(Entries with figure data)
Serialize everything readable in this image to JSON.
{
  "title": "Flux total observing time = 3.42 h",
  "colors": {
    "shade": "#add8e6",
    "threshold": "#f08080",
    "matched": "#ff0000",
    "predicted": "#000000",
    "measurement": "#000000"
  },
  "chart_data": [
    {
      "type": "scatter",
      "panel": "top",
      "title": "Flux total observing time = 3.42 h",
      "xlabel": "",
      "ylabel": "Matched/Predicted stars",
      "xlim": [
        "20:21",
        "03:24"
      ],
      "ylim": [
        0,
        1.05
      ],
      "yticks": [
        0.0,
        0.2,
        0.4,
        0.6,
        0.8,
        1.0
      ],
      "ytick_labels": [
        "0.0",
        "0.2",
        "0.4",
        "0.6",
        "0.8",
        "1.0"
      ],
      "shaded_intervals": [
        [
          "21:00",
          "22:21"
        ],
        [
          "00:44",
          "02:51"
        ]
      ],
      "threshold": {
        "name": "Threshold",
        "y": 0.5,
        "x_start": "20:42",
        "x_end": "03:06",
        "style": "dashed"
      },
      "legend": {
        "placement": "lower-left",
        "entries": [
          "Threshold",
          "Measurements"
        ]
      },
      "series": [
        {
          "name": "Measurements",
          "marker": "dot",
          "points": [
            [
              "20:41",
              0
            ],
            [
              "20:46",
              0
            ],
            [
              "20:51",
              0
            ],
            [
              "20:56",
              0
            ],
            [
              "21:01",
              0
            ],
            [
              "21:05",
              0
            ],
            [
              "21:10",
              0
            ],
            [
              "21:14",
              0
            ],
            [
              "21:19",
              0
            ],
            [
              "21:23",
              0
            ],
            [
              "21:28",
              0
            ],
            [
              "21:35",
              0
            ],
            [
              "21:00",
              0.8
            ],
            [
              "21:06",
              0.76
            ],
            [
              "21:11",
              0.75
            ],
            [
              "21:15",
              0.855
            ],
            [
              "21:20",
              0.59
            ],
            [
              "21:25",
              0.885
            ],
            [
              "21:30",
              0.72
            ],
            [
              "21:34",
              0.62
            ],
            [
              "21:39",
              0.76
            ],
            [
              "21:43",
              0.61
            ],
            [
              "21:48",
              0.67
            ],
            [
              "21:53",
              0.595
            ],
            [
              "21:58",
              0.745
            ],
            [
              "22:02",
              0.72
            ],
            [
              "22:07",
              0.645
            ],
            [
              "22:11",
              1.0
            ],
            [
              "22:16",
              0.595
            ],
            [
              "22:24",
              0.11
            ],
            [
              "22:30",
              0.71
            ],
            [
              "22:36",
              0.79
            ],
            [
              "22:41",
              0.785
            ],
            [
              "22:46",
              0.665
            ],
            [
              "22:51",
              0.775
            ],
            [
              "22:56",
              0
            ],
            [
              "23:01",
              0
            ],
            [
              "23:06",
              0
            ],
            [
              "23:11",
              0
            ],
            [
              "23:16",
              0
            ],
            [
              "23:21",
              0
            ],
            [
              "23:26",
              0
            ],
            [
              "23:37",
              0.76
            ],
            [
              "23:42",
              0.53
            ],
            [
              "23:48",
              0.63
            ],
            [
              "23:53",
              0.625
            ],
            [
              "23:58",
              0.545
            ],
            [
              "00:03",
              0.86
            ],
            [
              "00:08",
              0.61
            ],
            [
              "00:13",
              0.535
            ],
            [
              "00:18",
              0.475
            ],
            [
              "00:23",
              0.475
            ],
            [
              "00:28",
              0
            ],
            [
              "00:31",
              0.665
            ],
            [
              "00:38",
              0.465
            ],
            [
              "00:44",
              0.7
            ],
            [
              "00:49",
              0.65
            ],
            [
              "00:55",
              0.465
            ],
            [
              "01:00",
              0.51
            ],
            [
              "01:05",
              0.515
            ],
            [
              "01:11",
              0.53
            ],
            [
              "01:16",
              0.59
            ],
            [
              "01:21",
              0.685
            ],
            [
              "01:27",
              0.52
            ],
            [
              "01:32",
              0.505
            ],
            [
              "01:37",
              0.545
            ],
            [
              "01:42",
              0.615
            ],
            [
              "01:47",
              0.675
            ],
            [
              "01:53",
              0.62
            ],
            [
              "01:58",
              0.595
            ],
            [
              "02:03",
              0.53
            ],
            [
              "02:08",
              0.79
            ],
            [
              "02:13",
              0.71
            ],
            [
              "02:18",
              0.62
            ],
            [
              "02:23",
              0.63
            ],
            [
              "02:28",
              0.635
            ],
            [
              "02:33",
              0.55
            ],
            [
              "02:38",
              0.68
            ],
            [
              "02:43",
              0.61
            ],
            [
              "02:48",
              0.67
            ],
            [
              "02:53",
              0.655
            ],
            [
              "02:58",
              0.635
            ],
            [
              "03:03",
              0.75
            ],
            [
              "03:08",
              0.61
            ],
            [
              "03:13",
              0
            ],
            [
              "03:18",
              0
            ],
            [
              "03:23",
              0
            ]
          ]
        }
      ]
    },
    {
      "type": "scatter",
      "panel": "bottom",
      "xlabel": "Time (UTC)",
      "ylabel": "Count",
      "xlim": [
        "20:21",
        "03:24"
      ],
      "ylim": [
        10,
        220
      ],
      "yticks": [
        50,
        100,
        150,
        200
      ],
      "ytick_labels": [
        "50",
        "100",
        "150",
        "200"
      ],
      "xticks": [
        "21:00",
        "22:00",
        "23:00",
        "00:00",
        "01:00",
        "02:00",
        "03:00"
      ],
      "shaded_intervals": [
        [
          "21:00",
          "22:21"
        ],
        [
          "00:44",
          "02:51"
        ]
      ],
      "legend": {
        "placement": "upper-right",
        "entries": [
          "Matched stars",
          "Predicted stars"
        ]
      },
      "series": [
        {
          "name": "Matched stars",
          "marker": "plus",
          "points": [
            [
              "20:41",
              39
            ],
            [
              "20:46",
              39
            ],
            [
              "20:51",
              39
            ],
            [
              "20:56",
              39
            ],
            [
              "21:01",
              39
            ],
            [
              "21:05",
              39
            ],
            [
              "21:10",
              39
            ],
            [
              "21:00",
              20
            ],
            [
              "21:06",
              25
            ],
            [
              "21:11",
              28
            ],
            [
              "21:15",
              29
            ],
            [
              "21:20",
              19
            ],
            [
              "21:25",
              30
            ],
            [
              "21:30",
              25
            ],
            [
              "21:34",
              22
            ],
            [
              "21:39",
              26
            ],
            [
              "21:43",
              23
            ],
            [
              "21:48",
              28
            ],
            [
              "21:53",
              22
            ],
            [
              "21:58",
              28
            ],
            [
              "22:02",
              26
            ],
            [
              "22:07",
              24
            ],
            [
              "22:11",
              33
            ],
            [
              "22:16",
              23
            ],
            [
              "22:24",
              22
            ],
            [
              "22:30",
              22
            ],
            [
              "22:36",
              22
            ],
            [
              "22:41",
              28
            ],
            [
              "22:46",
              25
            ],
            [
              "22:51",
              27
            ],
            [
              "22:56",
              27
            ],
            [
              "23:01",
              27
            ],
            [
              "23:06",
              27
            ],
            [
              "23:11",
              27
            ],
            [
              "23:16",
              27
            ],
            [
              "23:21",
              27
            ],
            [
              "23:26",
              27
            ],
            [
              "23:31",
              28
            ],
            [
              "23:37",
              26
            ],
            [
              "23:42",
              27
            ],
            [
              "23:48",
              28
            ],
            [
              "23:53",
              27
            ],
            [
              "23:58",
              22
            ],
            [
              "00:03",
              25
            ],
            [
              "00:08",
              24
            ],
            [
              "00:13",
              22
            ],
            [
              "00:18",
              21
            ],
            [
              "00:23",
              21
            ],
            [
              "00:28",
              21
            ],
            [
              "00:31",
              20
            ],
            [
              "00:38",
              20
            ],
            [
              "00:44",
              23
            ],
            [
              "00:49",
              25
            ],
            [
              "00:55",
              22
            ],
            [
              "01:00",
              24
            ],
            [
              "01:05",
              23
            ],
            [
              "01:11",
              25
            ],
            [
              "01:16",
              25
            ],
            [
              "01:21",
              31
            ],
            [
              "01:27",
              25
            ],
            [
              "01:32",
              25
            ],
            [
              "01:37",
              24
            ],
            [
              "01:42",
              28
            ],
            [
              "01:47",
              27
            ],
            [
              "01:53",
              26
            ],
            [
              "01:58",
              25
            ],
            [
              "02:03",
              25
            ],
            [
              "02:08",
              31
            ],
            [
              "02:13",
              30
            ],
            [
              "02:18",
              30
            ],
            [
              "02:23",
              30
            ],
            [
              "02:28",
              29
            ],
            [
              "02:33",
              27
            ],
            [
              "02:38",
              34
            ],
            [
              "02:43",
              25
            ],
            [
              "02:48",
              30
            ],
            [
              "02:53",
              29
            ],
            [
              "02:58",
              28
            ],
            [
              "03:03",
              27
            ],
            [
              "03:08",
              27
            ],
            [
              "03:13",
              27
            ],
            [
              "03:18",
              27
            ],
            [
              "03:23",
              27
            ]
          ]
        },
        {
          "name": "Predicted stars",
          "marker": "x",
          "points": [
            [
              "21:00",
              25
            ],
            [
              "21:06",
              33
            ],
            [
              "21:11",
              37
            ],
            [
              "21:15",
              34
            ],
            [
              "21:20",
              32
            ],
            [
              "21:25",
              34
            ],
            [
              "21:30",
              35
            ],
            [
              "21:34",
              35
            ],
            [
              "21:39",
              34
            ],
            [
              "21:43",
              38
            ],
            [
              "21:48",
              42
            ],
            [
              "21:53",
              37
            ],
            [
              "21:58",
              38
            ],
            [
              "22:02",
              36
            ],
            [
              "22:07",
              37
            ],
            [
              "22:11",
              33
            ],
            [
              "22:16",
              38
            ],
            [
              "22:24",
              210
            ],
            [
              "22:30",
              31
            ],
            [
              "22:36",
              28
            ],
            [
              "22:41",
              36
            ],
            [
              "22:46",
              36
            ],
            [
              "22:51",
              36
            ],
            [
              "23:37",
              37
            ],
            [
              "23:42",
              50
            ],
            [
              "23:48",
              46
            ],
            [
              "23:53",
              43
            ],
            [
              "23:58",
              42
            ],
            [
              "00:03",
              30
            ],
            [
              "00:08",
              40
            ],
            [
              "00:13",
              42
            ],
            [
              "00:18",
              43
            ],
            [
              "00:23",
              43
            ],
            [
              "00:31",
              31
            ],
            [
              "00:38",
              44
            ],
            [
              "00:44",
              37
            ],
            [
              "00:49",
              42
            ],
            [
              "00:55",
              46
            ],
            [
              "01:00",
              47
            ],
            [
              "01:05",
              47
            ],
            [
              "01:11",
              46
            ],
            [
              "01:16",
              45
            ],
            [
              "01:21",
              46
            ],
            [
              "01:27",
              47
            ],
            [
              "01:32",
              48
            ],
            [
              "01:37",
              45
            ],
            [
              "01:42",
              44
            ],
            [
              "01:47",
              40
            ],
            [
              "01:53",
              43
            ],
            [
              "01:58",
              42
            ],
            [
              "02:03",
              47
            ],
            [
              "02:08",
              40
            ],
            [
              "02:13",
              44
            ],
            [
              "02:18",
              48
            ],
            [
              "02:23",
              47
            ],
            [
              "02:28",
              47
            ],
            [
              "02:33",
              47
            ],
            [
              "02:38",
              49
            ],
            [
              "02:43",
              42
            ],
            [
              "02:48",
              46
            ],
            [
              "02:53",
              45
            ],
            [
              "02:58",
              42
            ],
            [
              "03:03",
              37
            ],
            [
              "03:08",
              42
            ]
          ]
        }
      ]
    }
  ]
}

WRITTEN PROBLEM:
Copy each line that holds the word "ylabel".

OUTPUT FOR THIS EXERCISE:
      "ylabel": "Matched/Predicted stars",
      "ylabel": "Count",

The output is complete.